+++ Provided entries +++

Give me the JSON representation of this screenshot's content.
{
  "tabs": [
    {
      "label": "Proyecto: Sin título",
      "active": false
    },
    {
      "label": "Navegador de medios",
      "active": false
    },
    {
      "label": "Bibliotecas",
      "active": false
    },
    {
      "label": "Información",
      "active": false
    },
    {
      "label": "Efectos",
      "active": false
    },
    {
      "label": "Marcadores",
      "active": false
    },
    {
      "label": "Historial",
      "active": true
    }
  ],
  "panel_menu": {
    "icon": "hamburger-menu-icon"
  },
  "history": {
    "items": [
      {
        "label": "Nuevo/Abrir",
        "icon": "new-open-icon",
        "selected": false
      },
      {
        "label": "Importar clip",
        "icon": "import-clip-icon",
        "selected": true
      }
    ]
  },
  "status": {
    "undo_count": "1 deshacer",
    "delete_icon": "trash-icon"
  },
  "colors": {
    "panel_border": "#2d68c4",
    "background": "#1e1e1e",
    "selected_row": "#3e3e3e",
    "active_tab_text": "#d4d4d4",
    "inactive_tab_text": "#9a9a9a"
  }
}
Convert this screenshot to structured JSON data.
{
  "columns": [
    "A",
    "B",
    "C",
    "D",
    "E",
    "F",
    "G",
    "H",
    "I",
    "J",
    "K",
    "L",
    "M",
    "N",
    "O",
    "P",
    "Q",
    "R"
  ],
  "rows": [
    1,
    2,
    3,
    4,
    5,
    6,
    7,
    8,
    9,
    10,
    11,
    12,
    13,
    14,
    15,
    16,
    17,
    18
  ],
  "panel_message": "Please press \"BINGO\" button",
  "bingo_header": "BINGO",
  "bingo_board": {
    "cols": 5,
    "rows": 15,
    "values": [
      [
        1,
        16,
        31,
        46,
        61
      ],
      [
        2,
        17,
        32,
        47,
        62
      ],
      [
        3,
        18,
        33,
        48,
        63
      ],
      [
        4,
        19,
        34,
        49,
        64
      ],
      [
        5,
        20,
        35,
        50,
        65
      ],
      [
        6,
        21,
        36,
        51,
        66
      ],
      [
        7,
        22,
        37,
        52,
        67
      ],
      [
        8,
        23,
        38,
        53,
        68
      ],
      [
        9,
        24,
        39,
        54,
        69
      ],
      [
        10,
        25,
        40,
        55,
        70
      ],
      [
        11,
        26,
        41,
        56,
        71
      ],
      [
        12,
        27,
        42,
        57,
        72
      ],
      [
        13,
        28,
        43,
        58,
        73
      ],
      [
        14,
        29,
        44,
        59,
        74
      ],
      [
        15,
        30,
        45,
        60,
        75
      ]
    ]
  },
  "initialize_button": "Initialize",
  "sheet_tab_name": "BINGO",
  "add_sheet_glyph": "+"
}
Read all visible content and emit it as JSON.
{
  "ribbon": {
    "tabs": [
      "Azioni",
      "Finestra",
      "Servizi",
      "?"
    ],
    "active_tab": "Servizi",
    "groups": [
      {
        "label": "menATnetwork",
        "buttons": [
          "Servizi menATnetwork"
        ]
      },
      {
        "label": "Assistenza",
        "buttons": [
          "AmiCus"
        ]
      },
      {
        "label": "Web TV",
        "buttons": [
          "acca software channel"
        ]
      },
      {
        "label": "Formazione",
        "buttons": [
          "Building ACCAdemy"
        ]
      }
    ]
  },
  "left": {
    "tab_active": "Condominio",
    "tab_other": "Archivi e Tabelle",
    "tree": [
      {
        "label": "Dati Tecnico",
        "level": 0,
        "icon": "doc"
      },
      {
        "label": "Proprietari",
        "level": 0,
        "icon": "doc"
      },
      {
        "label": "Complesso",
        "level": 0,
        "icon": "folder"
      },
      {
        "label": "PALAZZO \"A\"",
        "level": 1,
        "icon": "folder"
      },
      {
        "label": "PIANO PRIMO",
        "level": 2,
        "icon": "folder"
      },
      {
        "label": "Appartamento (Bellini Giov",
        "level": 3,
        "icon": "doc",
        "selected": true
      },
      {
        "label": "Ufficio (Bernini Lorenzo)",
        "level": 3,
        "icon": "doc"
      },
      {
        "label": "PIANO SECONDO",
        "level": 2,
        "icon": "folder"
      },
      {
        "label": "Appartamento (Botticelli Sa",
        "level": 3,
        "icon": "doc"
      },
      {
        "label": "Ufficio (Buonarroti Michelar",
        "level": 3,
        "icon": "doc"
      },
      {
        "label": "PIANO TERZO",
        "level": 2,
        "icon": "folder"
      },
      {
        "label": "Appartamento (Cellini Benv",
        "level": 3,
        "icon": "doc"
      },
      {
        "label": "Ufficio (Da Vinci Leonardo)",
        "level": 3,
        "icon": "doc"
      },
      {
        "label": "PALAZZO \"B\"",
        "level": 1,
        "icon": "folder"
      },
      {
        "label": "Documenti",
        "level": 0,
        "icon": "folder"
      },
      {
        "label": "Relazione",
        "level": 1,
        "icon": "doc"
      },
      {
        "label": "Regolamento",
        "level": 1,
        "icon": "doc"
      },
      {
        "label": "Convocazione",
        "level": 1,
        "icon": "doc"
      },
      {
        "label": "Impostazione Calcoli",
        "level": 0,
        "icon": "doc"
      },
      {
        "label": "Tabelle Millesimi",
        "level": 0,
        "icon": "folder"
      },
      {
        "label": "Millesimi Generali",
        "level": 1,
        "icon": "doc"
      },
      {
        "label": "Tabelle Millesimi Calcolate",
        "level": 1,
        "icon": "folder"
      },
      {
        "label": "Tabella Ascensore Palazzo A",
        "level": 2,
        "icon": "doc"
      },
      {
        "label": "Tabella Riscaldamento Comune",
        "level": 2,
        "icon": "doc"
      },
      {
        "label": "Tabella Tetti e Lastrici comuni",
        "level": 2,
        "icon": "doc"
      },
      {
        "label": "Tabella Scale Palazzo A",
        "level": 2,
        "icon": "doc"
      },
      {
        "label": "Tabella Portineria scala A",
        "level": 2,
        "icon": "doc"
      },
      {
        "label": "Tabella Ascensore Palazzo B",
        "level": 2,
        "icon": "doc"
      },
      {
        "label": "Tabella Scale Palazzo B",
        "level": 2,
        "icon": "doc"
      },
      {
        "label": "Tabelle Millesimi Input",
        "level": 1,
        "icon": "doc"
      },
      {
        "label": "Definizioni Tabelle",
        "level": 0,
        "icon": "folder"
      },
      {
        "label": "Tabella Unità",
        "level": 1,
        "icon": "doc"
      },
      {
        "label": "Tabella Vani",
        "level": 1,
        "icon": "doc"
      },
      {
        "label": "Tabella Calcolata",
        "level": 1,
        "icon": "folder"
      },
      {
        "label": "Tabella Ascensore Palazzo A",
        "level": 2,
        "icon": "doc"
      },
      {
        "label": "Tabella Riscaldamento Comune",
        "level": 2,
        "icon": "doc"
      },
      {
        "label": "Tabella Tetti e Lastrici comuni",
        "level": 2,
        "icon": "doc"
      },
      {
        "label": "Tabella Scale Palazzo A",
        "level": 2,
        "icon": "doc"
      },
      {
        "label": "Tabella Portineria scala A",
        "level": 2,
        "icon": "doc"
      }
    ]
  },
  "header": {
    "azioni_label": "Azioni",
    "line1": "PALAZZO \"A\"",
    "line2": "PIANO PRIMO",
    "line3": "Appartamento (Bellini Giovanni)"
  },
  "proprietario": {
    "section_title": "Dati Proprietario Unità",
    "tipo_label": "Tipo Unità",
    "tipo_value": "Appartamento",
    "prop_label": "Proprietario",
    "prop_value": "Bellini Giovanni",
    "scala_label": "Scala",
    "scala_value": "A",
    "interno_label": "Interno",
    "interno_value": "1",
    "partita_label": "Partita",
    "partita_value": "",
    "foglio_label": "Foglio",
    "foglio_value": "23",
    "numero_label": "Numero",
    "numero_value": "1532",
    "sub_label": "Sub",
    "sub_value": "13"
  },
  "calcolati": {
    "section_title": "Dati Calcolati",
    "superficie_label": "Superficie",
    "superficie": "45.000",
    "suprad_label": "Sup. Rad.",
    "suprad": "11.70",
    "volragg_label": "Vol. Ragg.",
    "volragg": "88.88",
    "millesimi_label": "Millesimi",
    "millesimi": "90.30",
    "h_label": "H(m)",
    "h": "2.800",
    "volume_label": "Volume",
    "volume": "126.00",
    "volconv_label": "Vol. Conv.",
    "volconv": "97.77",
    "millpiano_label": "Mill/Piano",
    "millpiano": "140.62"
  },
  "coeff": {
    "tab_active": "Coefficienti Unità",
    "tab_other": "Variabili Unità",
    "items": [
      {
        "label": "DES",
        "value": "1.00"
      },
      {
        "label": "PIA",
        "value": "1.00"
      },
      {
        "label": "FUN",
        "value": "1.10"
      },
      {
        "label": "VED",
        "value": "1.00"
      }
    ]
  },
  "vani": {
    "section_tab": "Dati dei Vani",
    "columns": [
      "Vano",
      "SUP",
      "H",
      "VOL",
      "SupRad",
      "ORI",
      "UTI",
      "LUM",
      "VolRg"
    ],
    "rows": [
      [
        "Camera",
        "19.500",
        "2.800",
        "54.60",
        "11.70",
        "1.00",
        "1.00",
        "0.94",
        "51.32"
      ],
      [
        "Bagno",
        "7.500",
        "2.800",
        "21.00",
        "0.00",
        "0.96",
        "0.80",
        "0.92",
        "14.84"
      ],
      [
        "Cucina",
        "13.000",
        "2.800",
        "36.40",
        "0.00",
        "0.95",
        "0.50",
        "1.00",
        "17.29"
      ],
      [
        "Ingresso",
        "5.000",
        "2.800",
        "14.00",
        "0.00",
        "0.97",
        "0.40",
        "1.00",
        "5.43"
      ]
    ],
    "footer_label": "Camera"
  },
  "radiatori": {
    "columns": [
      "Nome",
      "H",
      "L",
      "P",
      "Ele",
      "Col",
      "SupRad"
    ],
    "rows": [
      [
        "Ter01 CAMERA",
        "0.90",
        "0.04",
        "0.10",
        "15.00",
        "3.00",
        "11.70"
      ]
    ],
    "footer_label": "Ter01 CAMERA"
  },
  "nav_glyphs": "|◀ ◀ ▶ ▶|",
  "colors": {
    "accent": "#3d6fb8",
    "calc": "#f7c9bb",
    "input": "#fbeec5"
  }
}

+++

Work instructions » Report how many lines in the listing include the word "Bellini". Give nothing but the count.

Task output » 3